Skip every picture, and output exactly the lines starting at the one with "Read out every word on this page." and running through the last line of the material below.

* * * * *

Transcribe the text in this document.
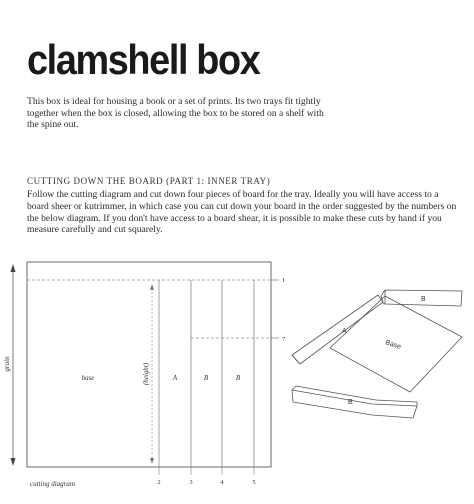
clamshell box

This box is ideal for housing a book or a set of prints. Its two trays fit tightly together when the box is closed, allowing the box to be stored on a shelf with the spine out.

CUTTING DOWN THE BOARD (PART 1: INNER TRAY)

Follow the cutting diagram and cut down four pieces of board for the tray. Ideally you will have access to a board sheer or kutrimmer, in which case you can cut down your board in the order suggested by the numbers on the below diagram. If you don't have access to a board shear, it is possible to make these cuts by hand if you measure carefully and cut squarely.

(height)
grain
base	A	B	B
1
7
2	3	4	5
cutting diagram
Base
A
B
B
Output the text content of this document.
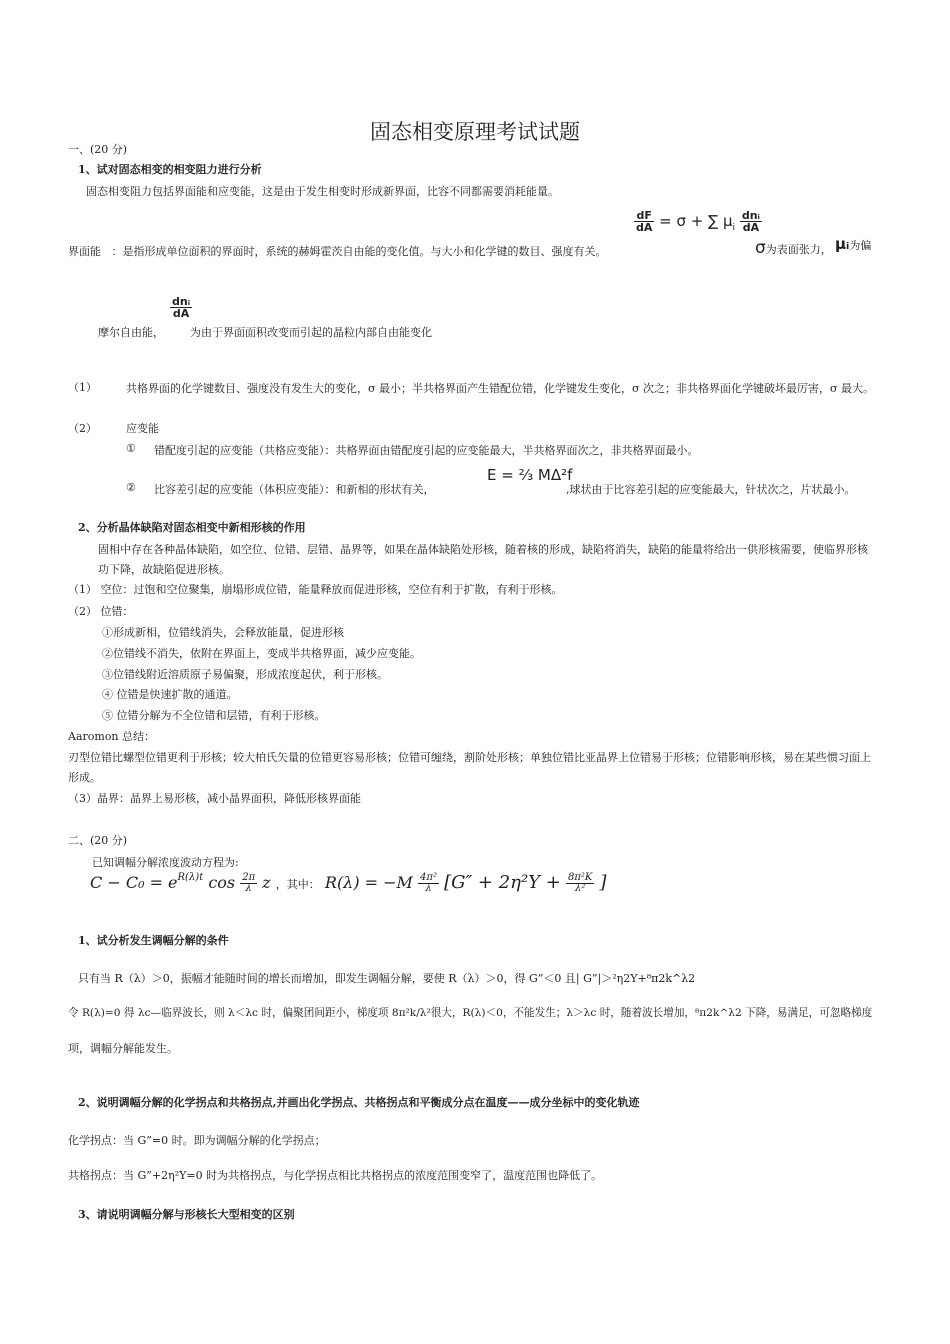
固态相变原理考试试题
一、(20 分)
1、试对固态相变的相变阻力进行分析
固态相变阻力包括界面能和应变能，这是由于发生相变时形成新界面，比容不同都需要消耗能量。
$\frac{dF}{dA} = \sigma$ + ∑ $\mu_i \frac{\text{dnᵢ}}{dA}$
界面能 ：是指形成单位面积的界面时，系统的赫姆霍茨自由能的变化值。与大小和化学键的数目、强度有关。	σ为表面张力， μᵢ为偏
$\frac{\text{dnᵢ}}{dA}$
摩尔自由能， 为由于界面面积改变而引起的晶粒内部自由能变化
（1）	共格界面的化学键数目、强度没有发生大的变化，σ 最小；半共格界面产生错配位错，化学键发生变化，σ 次之；非共格界面化学键破坏最厉害，σ 最大。
（2）	应变能
① 错配度引起的应变能（共格应变能）：共格界面由错配度引起的应变能最大，半共格界面次之，非共格界面最小。
② 比容差引起的应变能（体积应变能）：和新相的形状有关，
E = ⅔ MΔ²f
,球状由于比容差引起的应变能最大，针状次之，片状最小。
2、分析晶体缺陷对固态相变中新相形核的作用
固相中存在各种晶体缺陷，如空位、位错、层错、晶界等，如果在晶体缺陷处形核，随着核的形成，缺陷将消失，缺陷的能量将给出一供形核需要，使临界形核功下降，故缺陷促进形核。
（1） 空位：过饱和空位聚集，崩塌形成位错，能量释放而促进形核，空位有利于扩散，有利于形核。
（2） 位错：
①形成新相，位错线消失，会释放能量，促进形核
②位错线不消失，依附在界面上，变成半共格界面，减少应变能。
③位错线附近溶质原子易偏聚，形成浓度起伏，利于形核。
④ 位错是快速扩散的通道。
⑤ 位错分解为不全位错和层错，有利于形核。
Aaromon 总结：
刃型位错比螺型位错更利于形核；较大柏氏矢量的位错更容易形核；位错可缠绕，割阶处形核；单独位错比亚晶界上位错易于形核；位错影响形核，易在某些惯习面上形成。
（3）晶界：晶界上易形核，减小晶界面积，降低形核界面能
二、(20 分)
已知调幅分解浓度波动方程为:
$C - C_0 = e^{R(\lambda)t}$ $\cos \frac{2\pi}{\lambda}$ z ，其中： $R(\lambda) = -M \frac{\text{4π²}}{\lambda} [G'' + 2\eta^2Y + \frac{\text{8π²K}}{\text{λ²}}$ ]
1、试分析发生调幅分解的条件
只有当 R（λ）＞0，振幅才能随时间的增长而增加，即发生调幅分解，要使 R（λ）＞0，得 G”＜0 且| G”|＞²η2Y+⁸π2k^λ2
令 R(λ)=0 得 λc—临界波长，则 λ＜λc 时，偏聚团间距小，梯度项 8π²k/λ²很大，R(λ)＜0，不能发生；λ＞λc 时，随着波长增加，⁸π2k^λ2 下降，易满足，可忽略梯度
项，调幅分解能发生。
2、说明调幅分解的化学拐点和共格拐点,并画出化学拐点、共格拐点和平衡成分点在温度——成分坐标中的变化轨迹
化学拐点：当 G”=0 时。即为调幅分解的化学拐点；
共格拐点：当 G”+2η²Y=0 时为共格拐点，与化学拐点相比共格拐点的浓度范围变窄了，温度范围也降低了。
3、请说明调幅分解与形核长大型相变的区别
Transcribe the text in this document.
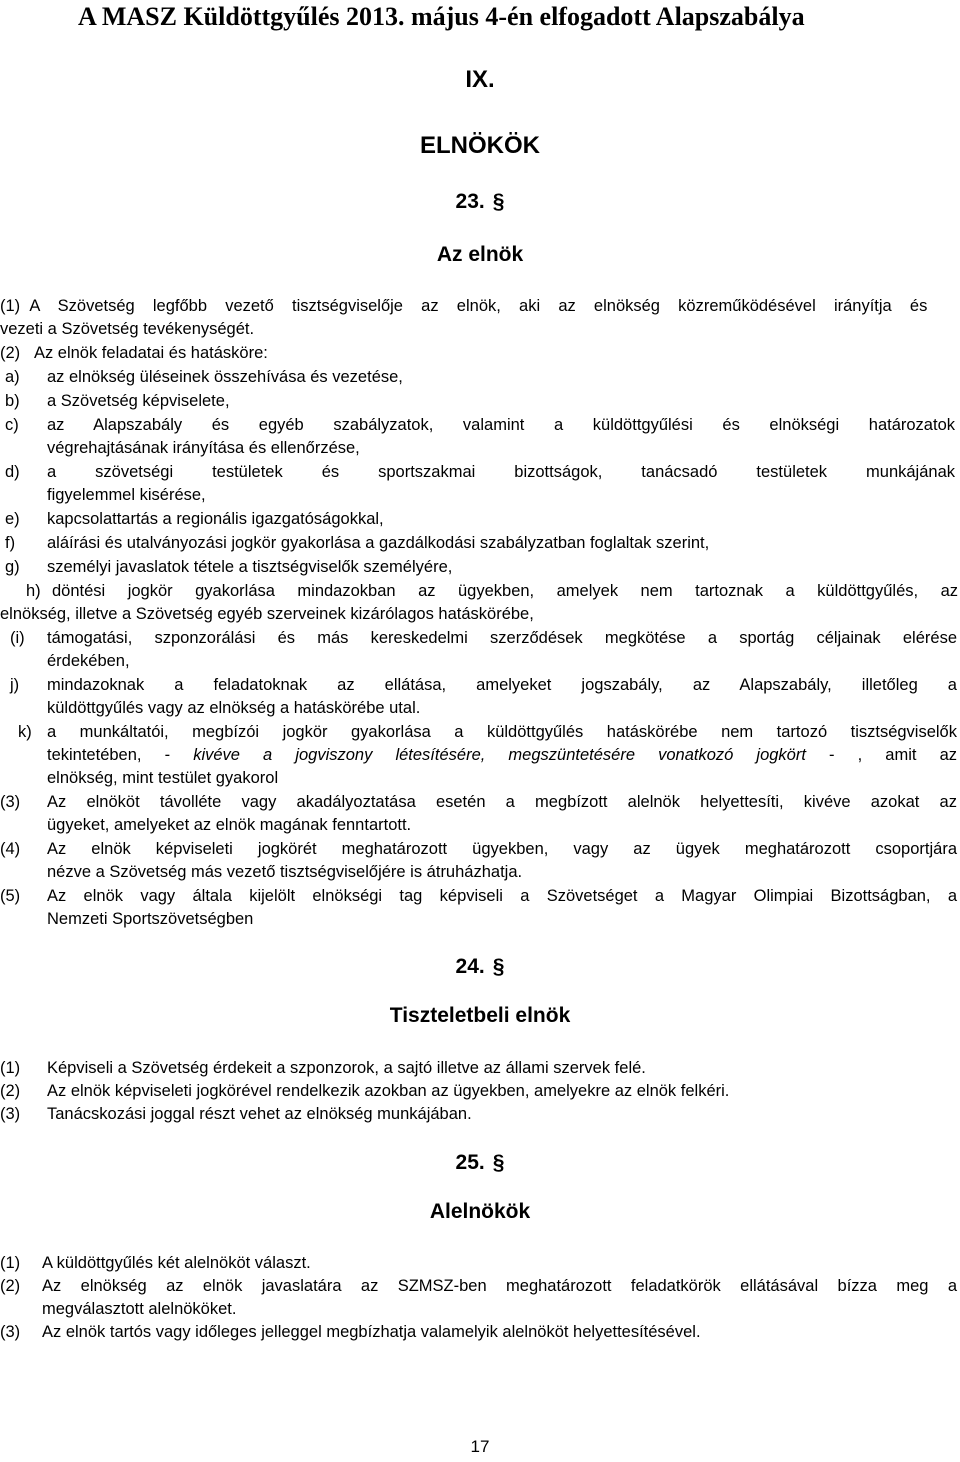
A MASZ Küldöttgyűlés 2013. május 4-én elfogadott Alapszabálya
IX.
ELNÖKÖK
23. §
Az elnök
(1) A Szövetség legfőbb vezető tisztségviselője az elnök, aki az elnökség közreműködésével irányítja és
vezeti a Szövetség tevékenységét.
(2) Az elnök feladatai és hatásköre:
a) az elnökség üléseinek összehívása és vezetése,
b) a Szövetség képviselete,
c) az Alapszabály és egyéb szabályzatok, valamint a küldöttgyűlési és elnökségi határozatok
végrehajtásának irányítása és ellenőrzése,
d) a szövetségi testületek és sportszakmai bizottságok, tanácsadó testületek munkájának
figyelemmel kisérése,
e) kapcsolattartás a regionális igazgatóságokkal,
f) aláírási és utalványozási jogkör gyakorlása a gazdálkodási szabályzatban foglaltak szerint,
g) személyi javaslatok tétele a tisztségviselők személyére,
h) döntési jogkör gyakorlása mindazokban az ügyekben, amelyek nem tartoznak a küldöttgyűlés, az
elnökség, illetve a Szövetség egyéb szerveinek kizárólagos hatáskörébe,
(i) támogatási, szponzorálási és más kereskedelmi szerződések megkötése a sportág céljainak elérése
érdekében,
j) mindazoknak a feladatoknak az ellátása, amelyeket jogszabály, az Alapszabály, illetőleg a
küldöttgyűlés vagy az elnökség a hatáskörébe utal.
k) a munkáltatói, megbízói jogkör gyakorlása a küldöttgyűlés hatáskörébe nem tartozó tisztségviselők
tekintetében, - kivéve a jogviszony létesítésére, megszüntetésére vonatkozó jogkört - , amit az
elnökség, mint testület gyakorol
(3) Az elnököt távolléte vagy akadályoztatása esetén a megbízott alelnök helyettesíti, kivéve azokat az
ügyeket, amelyeket az elnök magának fenntartott.
(4) Az elnök képviseleti jogkörét meghatározott ügyekben, vagy az ügyek meghatározott csoportjára
nézve a Szövetség más vezető tisztségviselőjére is átruházhatja.
(5) Az elnök vagy általa kijelölt elnökségi tag képviseli a Szövetséget a Magyar Olimpiai Bizottságban, a
Nemzeti Sportszövetségben
24. §
Tiszteletbeli elnök
(1) Képviseli a Szövetség érdekeit a szponzorok, a sajtó illetve az állami szervek felé.
(2) Az elnök képviseleti jogkörével rendelkezik azokban az ügyekben, amelyekre az elnök felkéri.
(3) Tanácskozási joggal részt vehet az elnökség munkájában.
25. §
Alelnökök
(1) A küldöttgyűlés két alelnököt választ.
(2) Az elnökség az elnök javaslatára az SZMSZ-ben meghatározott feladatkörök ellátásával bízza meg a
megválasztott alelnököket.
(3) Az elnök tartós vagy időleges jelleggel megbízhatja valamelyik alelnököt helyettesítésével.
17
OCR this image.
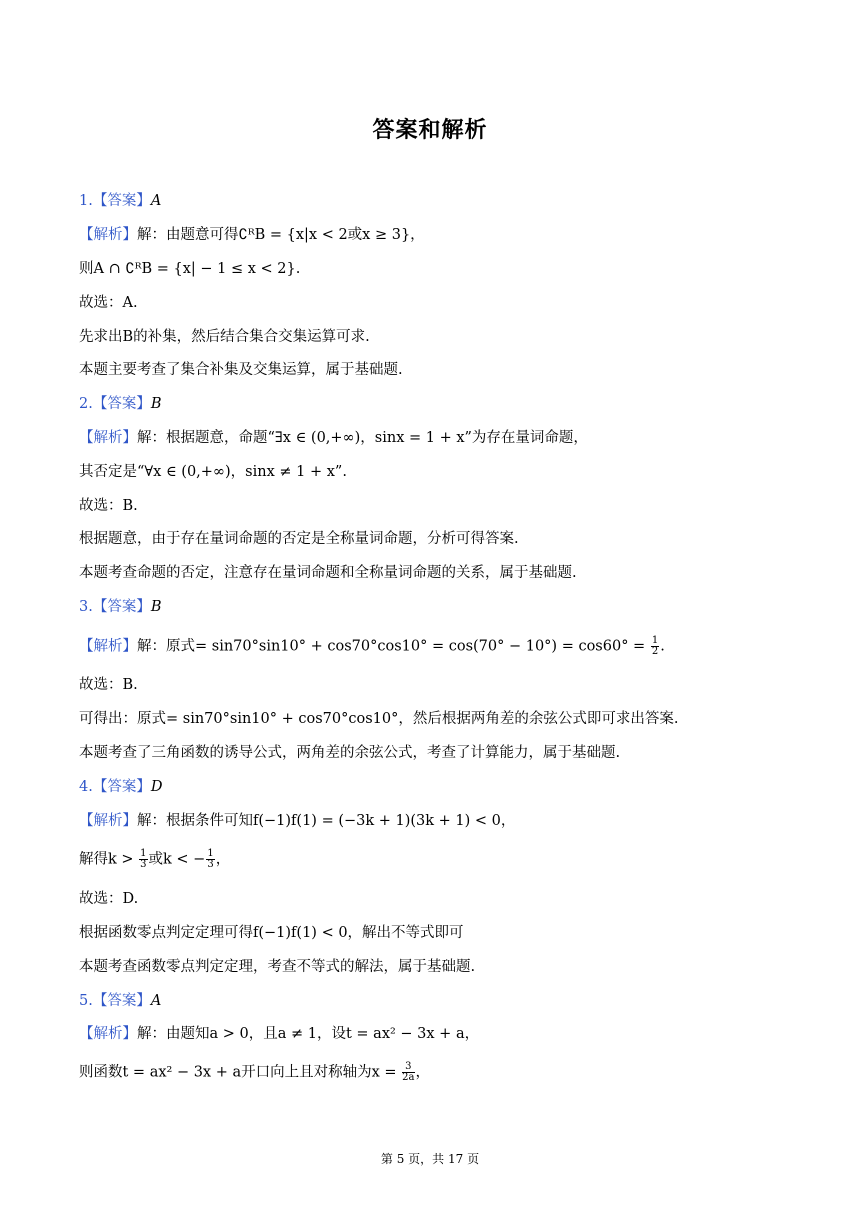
答案和解析
1.【答案】A
【解析】解：由题意可得∁ᴿB = {x|x < 2或x ≥ 3}，
则A ∩ ∁ᴿB = {x| − 1 ≤ x < 2}.
故选：A.
先求出B的补集，然后结合集合交集运算可求.
本题主要考查了集合补集及交集运算，属于基础题.
2.【答案】B
【解析】解：根据题意，命题“∃x ∈ (0,+∞)，sinx = 1 + x”为存在量词命题，
其否定是“∀x ∈ (0,+∞)，sinx ≠ 1 + x”.
故选：B.
根据题意，由于存在量词命题的否定是全称量词命题，分析可得答案.
本题考查命题的否定，注意存在量词命题和全称量词命题的关系，属于基础题.
3.【答案】B
【解析】解：原式= $\sin 70^\circ\sin 10^\circ + \cos 70^\circ\cos 10^\circ = \cos(70^\circ - 10^\circ) = \cos 60^\circ = \frac{1}{2}$ .
故选：B.
可得出：原式= sin70°sin10° + cos70°cos10°，然后根据两角差的余弦公式即可求出答案.
本题考查了三角函数的诱导公式，两角差的余弦公式，考查了计算能力，属于基础题.
4.【答案】D
【解析】解：根据条件可知f(−1)f(1) = (−3k + 1)(3k + 1) < 0，
解得$k > \frac{1}{3}$ 或k < − $\frac{1}{3}$ ，
故选：D.
根据函数零点判定定理可得f(−1)f(1) < 0，解出不等式即可
本题考查函数零点判定定理，考查不等式的解法，属于基础题.
5.【答案】A
【解析】解：由题知a > 0，且a ≠ 1，设t = ax² − 3x + a，
则函数t = ax² − 3x + a开口向上且对称轴为$x = \frac{3}{2a}$ ，
第 5 页，共 17 页
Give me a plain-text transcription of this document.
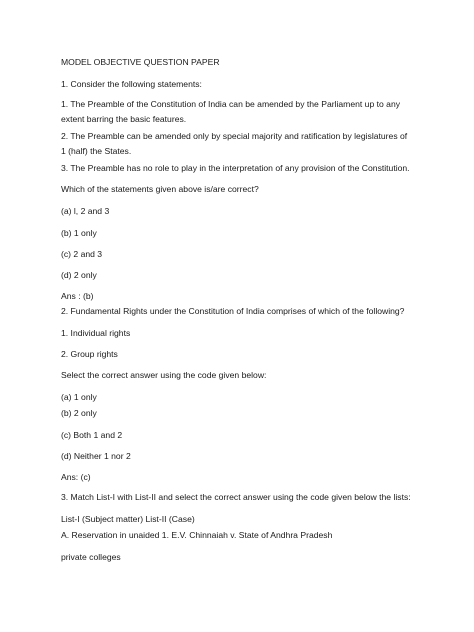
MODEL OBJECTIVE QUESTION PAPER

1. Consider the following statements:

1. The Preamble of the Constitution of India can be amended by the Parliament up to any extent barring the basic features.

2. The Preamble can be amended only by special majority and ratification by legislatures of 1 (half) the States.

3. The Preamble has no role to play in the interpretation of any provision of the Constitution.

Which of the statements given above is/are correct?

(a) l, 2 and 3

(b) 1 only

(c) 2 and 3

(d) 2 only

Ans : (b)

2. Fundamental Rights under the Constitution of India comprises of which of the following?

1. Individual rights

2. Group rights

Select the correct answer using the code given below:

(a) 1 only

(b) 2 only

(c) Both 1 and 2

(d) Neither 1 nor 2

Ans: (c)

3. Match List-I with List-II and select the correct answer using the code given below the lists:

List-I (Subject matter) List-II (Case)

A. Reservation in unaided 1. E.V. Chinnaiah v. State of Andhra Pradesh

private colleges
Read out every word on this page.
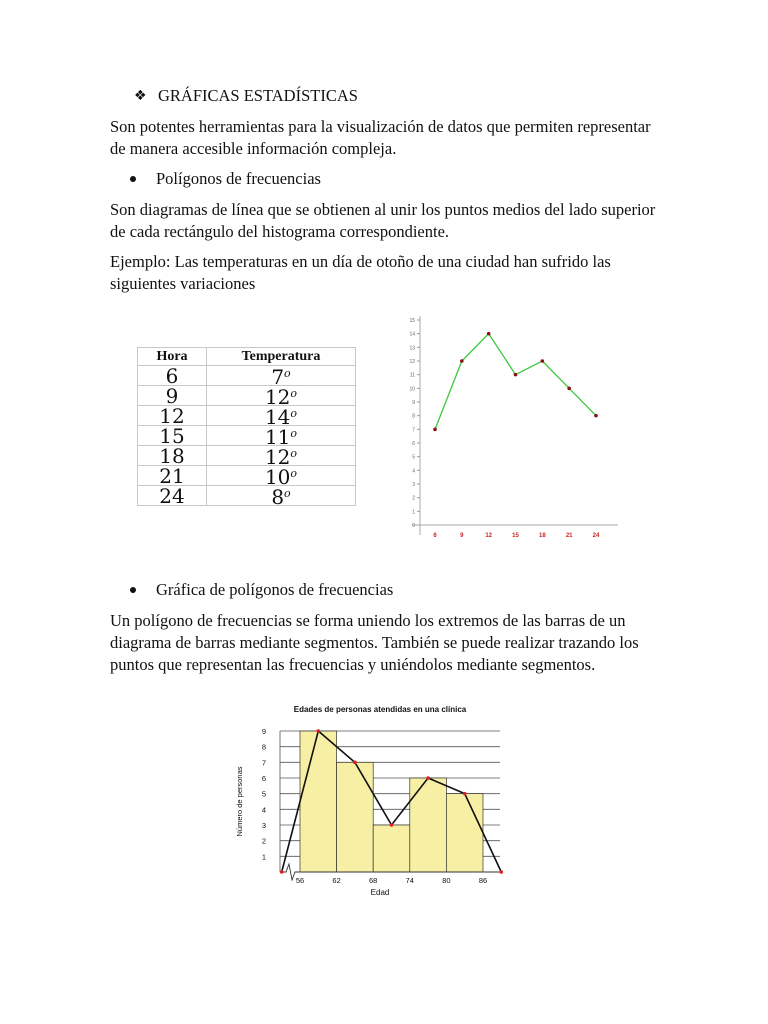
❖ GRÁFICAS ESTADÍSTICAS
Son potentes herramientas para la visualización de datos que permiten representar de manera accesible información compleja.
Polígonos de frecuencias
Son diagramas de línea que se obtienen al unir los puntos medios del lado superior de cada rectángulo del histograma correspondiente.
Ejemplo: Las temperaturas en un día de otoño de una ciudad han sufrido las siguientes variaciones
Hora	Temperatura
6	7$^o$
9	12$^o$
12	14$^o$
15	11$^o$
18	12$^o$
21	10$^o$
24	8$^o$
0
1
2
3
4
5
6
7
8
9
10
11
12
13
14
15
6	9	12	15	18	21	24
Gráfica de polígonos de frecuencias
Un polígono de frecuencias se forma uniendo los extremos de las barras de un diagrama de barras mediante segmentos. También se puede realizar trazando los puntos que representan las frecuencias y uniéndolos mediante segmentos.
Edades de personas atendidas en una clínica
1
2
3
4
5
6
7
8
9
56	62	68	74	80	86
Edad
Número de personas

* * * * *

### THE ANSWER:
Read out every word on this page.
❖ GRÁFICAS ESTADÍSTICAS
Son potentes herramientas para la visualización de datos que permiten representar de manera accesible información compleja.
Polígonos de frecuencias
Son diagramas de línea que se obtienen al unir los puntos medios del lado superior de cada rectángulo del histograma correspondiente.
Ejemplo: Las temperaturas en un día de otoño de una ciudad han sufrido las siguientes variaciones
Hora	Temperatura
6	7$^o$
9	12$^o$
12	14$^o$
15	11$^o$
18	12$^o$
21	10$^o$
24	8$^o$
0
1
2
3
4
5
6
7
8
9
10
11
12
13
14
15
6	9	12	15	18	21	24
Gráfica de polígonos de frecuencias
Un polígono de frecuencias se forma uniendo los extremos de las barras de un diagrama de barras mediante segmentos. También se puede realizar trazando los puntos que representan las frecuencias y uniéndolos mediante segmentos.
Edades de personas atendidas en una clínica
1
2
3
4
5
6
7
8
9
56	62	68	74	80	86
Edad
Número de personas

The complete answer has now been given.